Data records:
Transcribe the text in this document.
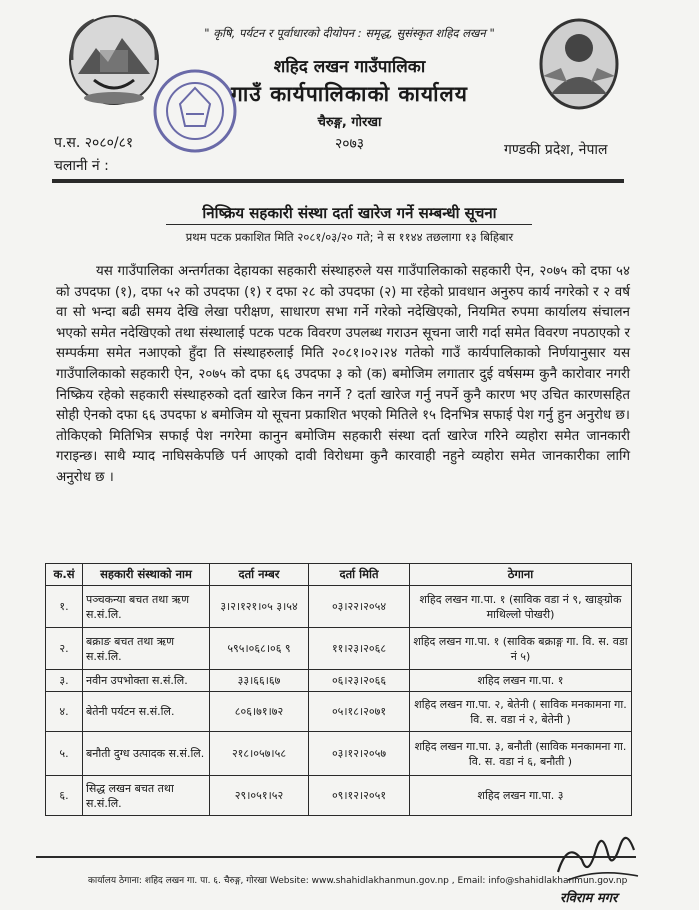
" कृषि, पर्यटन र पूर्वाधारको दीयोपन : समृद्ध, सुसंस्कृत शहिद लखन "
शहिद लखन गाउँपालिका
गाउँ कार्यपालिकाको कार्यालय
चैरुङ्ग, गोरखा
२०७३
प.स. २०८०/८१
चलानी नं :
गण्डकी प्रदेश, नेपाल
निष्क्रिय सहकारी संस्था दर्ता खारेज गर्ने सम्बन्धी सूचना
प्रथम पटक प्रकाशित मिति २०८१/०३/२० गते; ने स ११४४ तछलागा १३ बिहिबार
यस गाउँपालिका अन्तर्गतका देहायका सहकारी संस्थाहरुले यस गाउँपालिकाको सहकारी ऐन, २०७५ को दफा ५४ को उपदफा (१), दफा ५२ को उपदफा (१) र दफा २८ को उपदफा (२) मा रहेको प्रावधान अनुरुप कार्य नगरेको र २ वर्ष वा सो भन्दा बढी समय देखि लेखा परीक्षण, साधारण सभा गर्ने गरेको नदेखिएको, नियमित रुपमा कार्यालय संचालन भएको समेत नदेखिएको तथा संस्थालाई पटक पटक विवरण उपलब्ध गराउन सूचना जारी गर्दा समेत विवरण नपठाएको र सम्पर्कमा समेत नआएको हुँदा ति संस्थाहरुलाई मिति २०८१।०२।२४ गतेको गाउँ कार्यपालिकाको निर्णयानुसार यस गाउँपालिकाको सहकारी ऐन, २०७५ को दफा ६६ उपदफा ३ को (क) बमोजिम लगातार दुई वर्षसम्म कुनै कारोवार नगरी निष्क्रिय रहेको सहकारी संस्थाहरुको दर्ता खारेज किन नगर्ने ? दर्ता खारेज गर्नु नपर्ने कुनै कारण भए उचित कारणसहित सोही ऐनको दफा ६६ उपदफा ४ बमोजिम यो सूचना प्रकाशित भएको मितिले १५ दिनभित्र सफाई पेश गर्नु हुन अनुरोध छ।तोकिएको मितिभित्र सफाई पेश नगरेमा कानुन बमोजिम सहकारी संस्था दर्ता खारेज गरिने व्यहोरा समेत जानकारी गराइन्छ। साथै म्याद नाघिसकेपछि पर्न आएको दावी विरोधमा कुनै कारवाही नहुने व्यहोरा समेत जानकारीका लागि अनुरोध छ ।
क.सं	सहकारी संस्थाको नाम	दर्ता नम्बर	दर्ता मिति	ठेगाना
१.	पञ्चकन्या बचत तथा ऋण स.सं.लि.	३।२।१२१।०५ ३।५४	०३।२२।२०५४	शहिद लखन गा.पा. १ (साविक वडा नं ९, खाङ्ग्रोक माथिल्लो पोखरी)
२.	बक्राङ बचत तथा ऋण स.सं.लि.	५९५।०६८।०६ ९	११।२३।२०६८	शहिद लखन गा.पा. १ (साविक बक्राङ्ग गा. वि. स. वडा नं ५)
३.	नवीन उपभोक्ता स.सं.लि.	३३।६६।६७	०६।२३।२०६६	शहिद लखन गा.पा. १
४.	बेतेनी पर्यटन स.सं.लि.	८०६।७१।७२	०५।१८।२०७१	शहिद लखन गा.पा. २, बेतेनी ( साविक मनकामना गा. वि. स. वडा नं २, बेतेनी )
५.	बनौती दुग्ध उत्पादक स.सं.लि.	२१८।०५७।५८	०३।१२।२०५७	शहिद लखन गा.पा. ३, बनौती (साविक मनकामना गा. वि. स. वडा नं ६, बनौती )
६.	सिद्ध लखन बचत तथा स.सं.लि.	२९।०५१।५२	०९।१२।२०५१	शहिद लखन गा.पा. ३
कार्यालय ठेगाना: शहिद लखन गा. पा. ६. चैरुङ्ग, गोरखा Website: www.shahidlakhanmun.gov.np , Email: info@shahidlakhanmun.gov.np
रविराम मगर
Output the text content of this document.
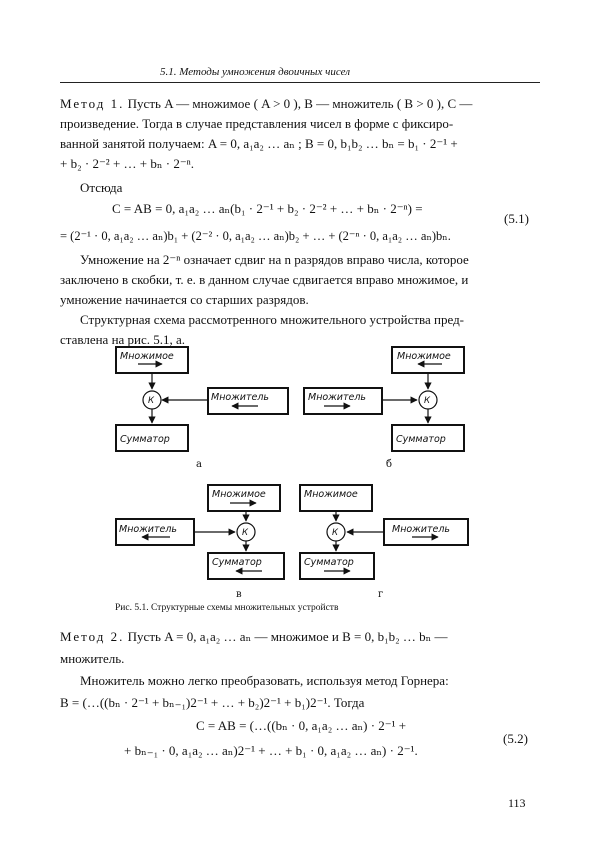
5.1. Методы умножения двоичных чисел
Метод 1. Пусть A — множимое ( A > 0 ), B — множитель ( B > 0 ), C —
произведение. Тогда в случае представления чисел в форме с фиксиро-
ванной занятой получаем: A = 0, a₁a₂ … aₙ ; B = 0, b₁b₂ … bₙ = b₁ · 2⁻¹ +
+ b₂ · 2⁻² + … + bₙ · 2⁻ⁿ.
Отсюда
C = AB = 0, a₁a₂ … aₙ(b₁ · 2⁻¹ + b₂ · 2⁻² + … + bₙ · 2⁻ⁿ) =
= (2⁻¹ · 0, a₁a₂ … aₙ)b₁ + (2⁻² · 0, a₁a₂ … aₙ)b₂ + … + (2⁻ⁿ · 0, a₁a₂ … aₙ)bₙ.
(5.1)
Умножение на 2⁻ⁿ означает сдвиг на n разрядов вправо числа, которое
заключено в скобки, т. е. в данном случае сдвигается вправо множимое, и
умножение начинается со старших разрядов.
Структурная схема рассмотренного множительного устройства пред-
ставлена на рис. 5.1, а.
Множимое
Множитель
Сумматор
К
а
Множимое
Множитель
Сумматор
К
б
Множимое
Множитель
Сумматор
К
в
Множимое
Множитель
Сумматор
К
г
Рис. 5.1. Структурные схемы множительных устройств
Метод 2. Пусть A = 0, a₁a₂ … aₙ — множимое и B = 0, b₁b₂ … bₙ —
множитель.
Множитель можно легко преобразовать, используя метод Горнера:
B = (…((bₙ · 2⁻¹ + bₙ₋₁)2⁻¹ + … + b₂)2⁻¹ + b₁)2⁻¹. Тогда
C = AB = (…((bₙ · 0, a₁a₂ … aₙ) · 2⁻¹ +
+ bₙ₋₁ · 0, a₁a₂ … aₙ)2⁻¹ + … + b₁ · 0, a₁a₂ … aₙ) · 2⁻¹.
(5.2)
113
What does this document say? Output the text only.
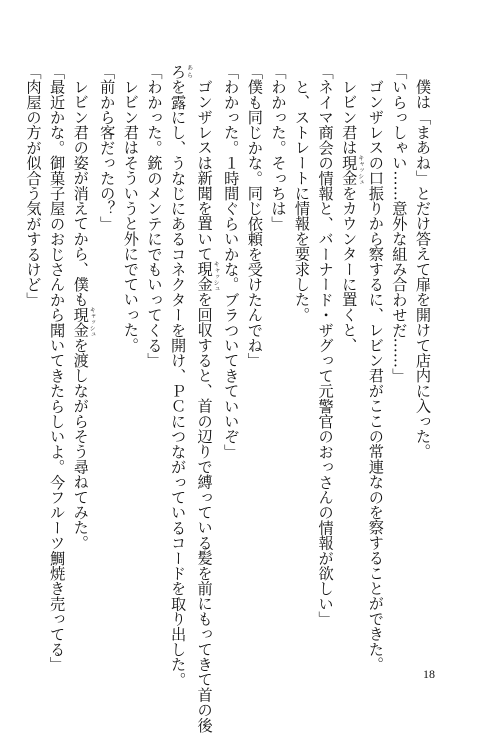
僕は「まあね」とだけ答えて扉を開けて店内に入った。
「いらっしゃい……意外な組み合わせだ……」
ゴンザレスの口振りから察するに、レビン君がここの常連なのを察することができた。
レビン君は現金キャッシュをカウンターに置くと、
「ネイマ商会の情報と、バーナード・ザグって元警官のおっさんの情報が欲しい」
と、ストレートに情報を要求した。
「わかった。そっちは」
「僕も同じかな。同じ依頼を受けたんでね」
「わかった。１時間ぐらいかな。ブラついてきていいぞ」
ゴンザレスは新聞を置いて現金キャッシュを回収すると、首の辺りで縛っている髪を前にもってきて首の後
ろあらを露にし、うなじにあるコネクターを開け、ＰＣにつながっているコードを取り出した。
「わかった。銃のメンテにでもいってくる」
レビン君はそういうと外にでていった。
「前から客だったの？」
レビン君の姿が消えてから、僕も現金キャッシュを渡しながらそう尋ねてみた。
「最近かな。御菓子屋のおじさんから聞いてきたらしいよ。今フルーツ鯛焼き売ってる」
「肉屋の方が似合う気がするけど」
18
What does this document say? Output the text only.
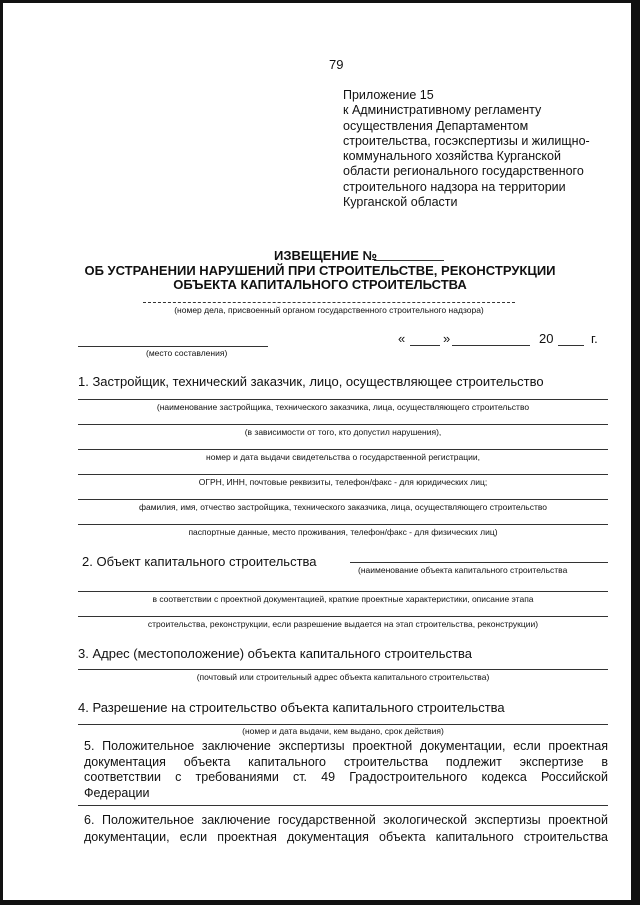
79
Приложение 15
к Административному регламенту
осуществления Департаментом
строительства, госэкспертизы и жилищно-
коммунального хозяйства Курганской
области регионального государственного
строительного надзора на территории
Курганской области
ИЗВЕЩЕНИЕ №
ОБ УСТРАНЕНИИ НАРУШЕНИЙ ПРИ СТРОИТЕЛЬСТВЕ, РЕКОНСТРУКЦИИ
ОБЪЕКТА КАПИТАЛЬНОГО СТРОИТЕЛЬСТВА
(номер дела, присвоенный органом государственного строительного надзора)
(место составления)
«	»	20	г.
1. Застройщик, технический заказчик, лицо, осуществляющее строительство
(наименование застройщика, технического заказчика, лица, осуществляющего строительство
(в зависимости от того, кто допустил нарушения),
номер и дата выдачи свидетельства о государственной регистрации,
ОГРН, ИНН, почтовые реквизиты, телефон/факс - для юридических лиц;
фамилия, имя, отчество застройщика, технического заказчика, лица, осуществляющего строительство
паспортные данные, место проживания, телефон/факс - для физических лиц)
2. Объект капитального строительства
(наименование объекта капитального строительства
в соответствии с проектной документацией, краткие проектные характеристики, описание этапа
строительства, реконструкции, если разрешение выдается на этап строительства, реконструкции)
3. Адрес (местоположение) объекта капитального строительства
(почтовый или строительный адрес объекта капитального строительства)
4. Разрешение на строительство объекта капитального строительства
(номер и дата выдачи, кем выдано, срок действия)
5. Положительное заключение экспертизы проектной документации, если проектная
документация объекта капитального строительства подлежит экспертизе в
соответствии с требованиями ст. 49 Градостроительного кодекса Российской
Федерации
6. Положительное заключение государственной экологической экспертизы проектной
документации, если проектная документация объекта капитального строительства
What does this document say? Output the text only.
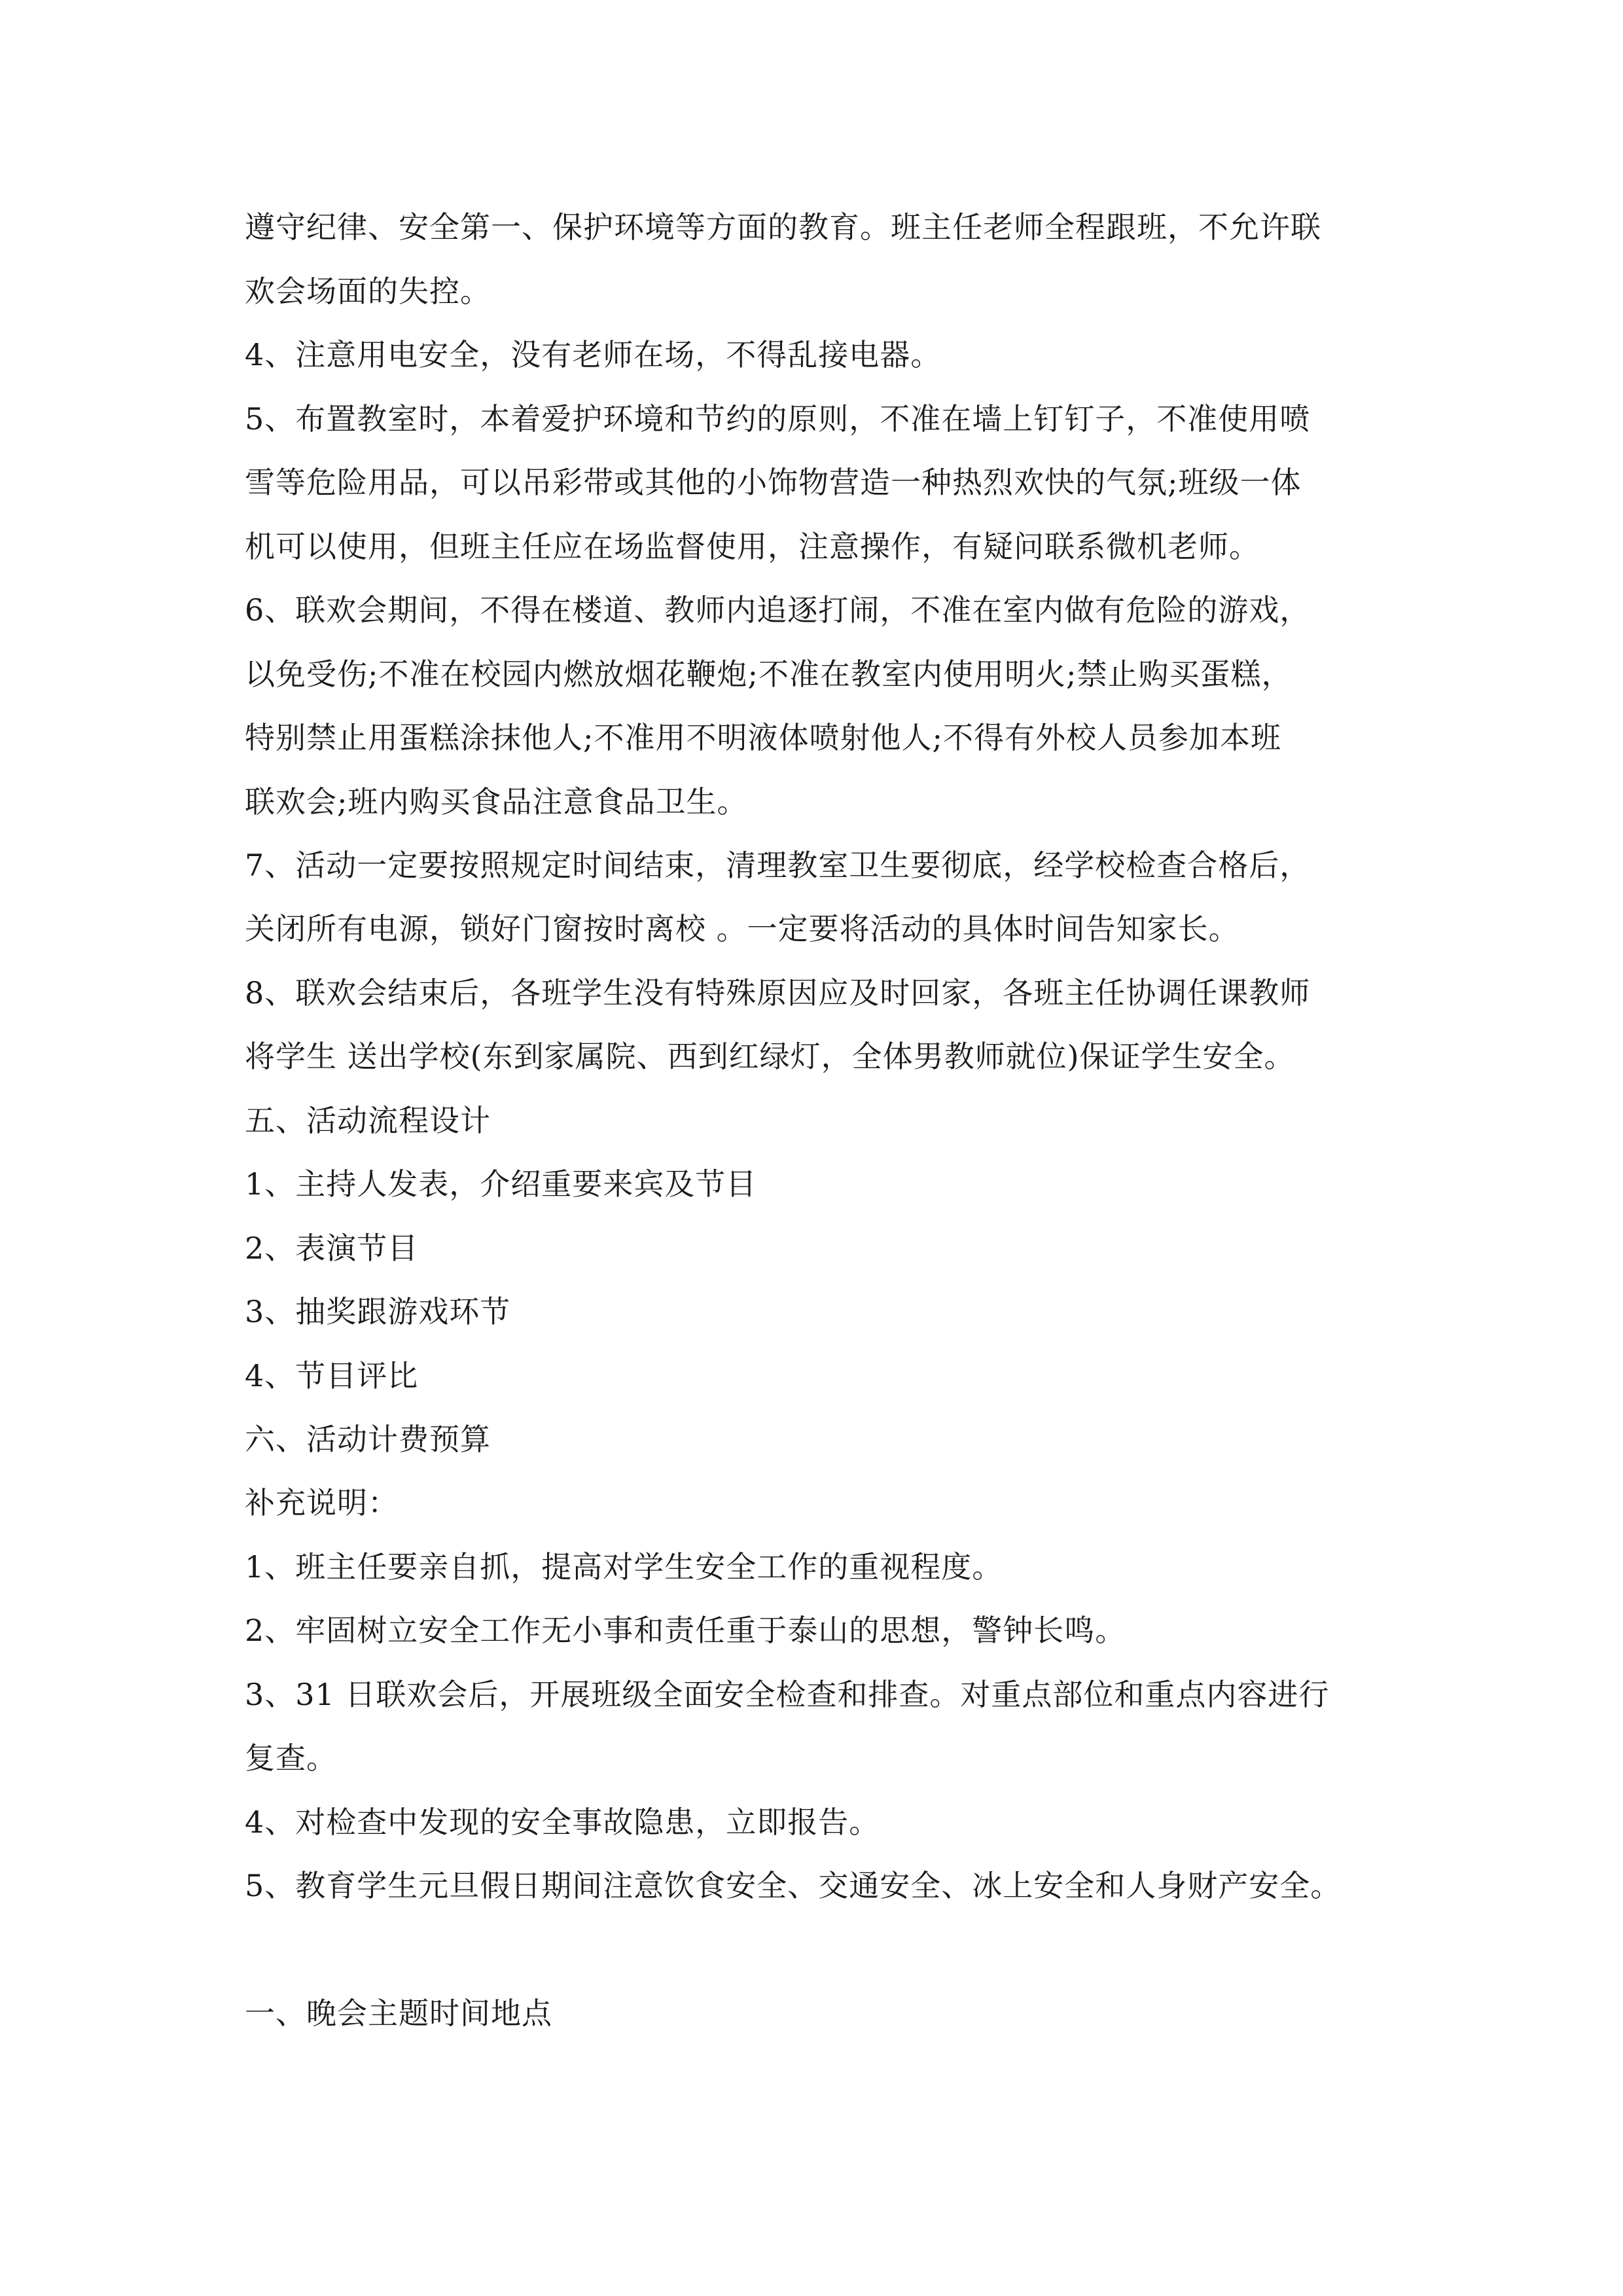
遵守纪律、安全第一、保护环境等方面的教育。班主任老师全程跟班，不允许联

欢会场面的失控。

4、注意用电安全，没有老师在场，不得乱接电器。

5、布置教室时，本着爱护环境和节约的原则，不准在墙上钉钉子，不准使用喷

雪等危险用品，可以吊彩带或其他的小饰物营造一种热烈欢快的气氛;班级一体

机可以使用，但班主任应在场监督使用，注意操作，有疑问联系微机老师。

6、联欢会期间，不得在楼道、教师内追逐打闹，不准在室内做有危险的游戏，

以免受伤;不准在校园内燃放烟花鞭炮;不准在教室内使用明火;禁止购买蛋糕，

特别禁止用蛋糕涂抹他人;不准用不明液体喷射他人;不得有外校人员参加本班

联欢会;班内购买食品注意食品卫生。

7、活动一定要按照规定时间结束，清理教室卫生要彻底，经学校检查合格后，

关闭所有电源，锁好门窗按时离校 。一定要将活动的具体时间告知家长。

8、联欢会结束后，各班学生没有特殊原因应及时回家，各班主任协调任课教师

将学生 送出学校(东到家属院、西到红绿灯，全体男教师就位)保证学生安全。

五、活动流程设计

1、主持人发表，介绍重要来宾及节目

2、表演节目

3、抽奖跟游戏环节

4、节目评比

六、活动计费预算

补充说明：

1、班主任要亲自抓，提高对学生安全工作的重视程度。

2、牢固树立安全工作无小事和责任重于泰山的思想，警钟长鸣。

3、31 日联欢会后，开展班级全面安全检查和排查。对重点部位和重点内容进行

复查。

4、对检查中发现的安全事故隐患，立即报告。

5、教育学生元旦假日期间注意饮食安全、交通安全、冰上安全和人身财产安全。

一、晚会主题时间地点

THE TASK. Which lines contain the word "номер"? Copy each of them.

ANSWER TO THIS PROBLEM.
(номер дела, присвоенный органом государственного строительного надзора)
номер и дата выдачи свидетельства о государственной регистрации,
(номер и дата выдачи, кем выдано, срок действия)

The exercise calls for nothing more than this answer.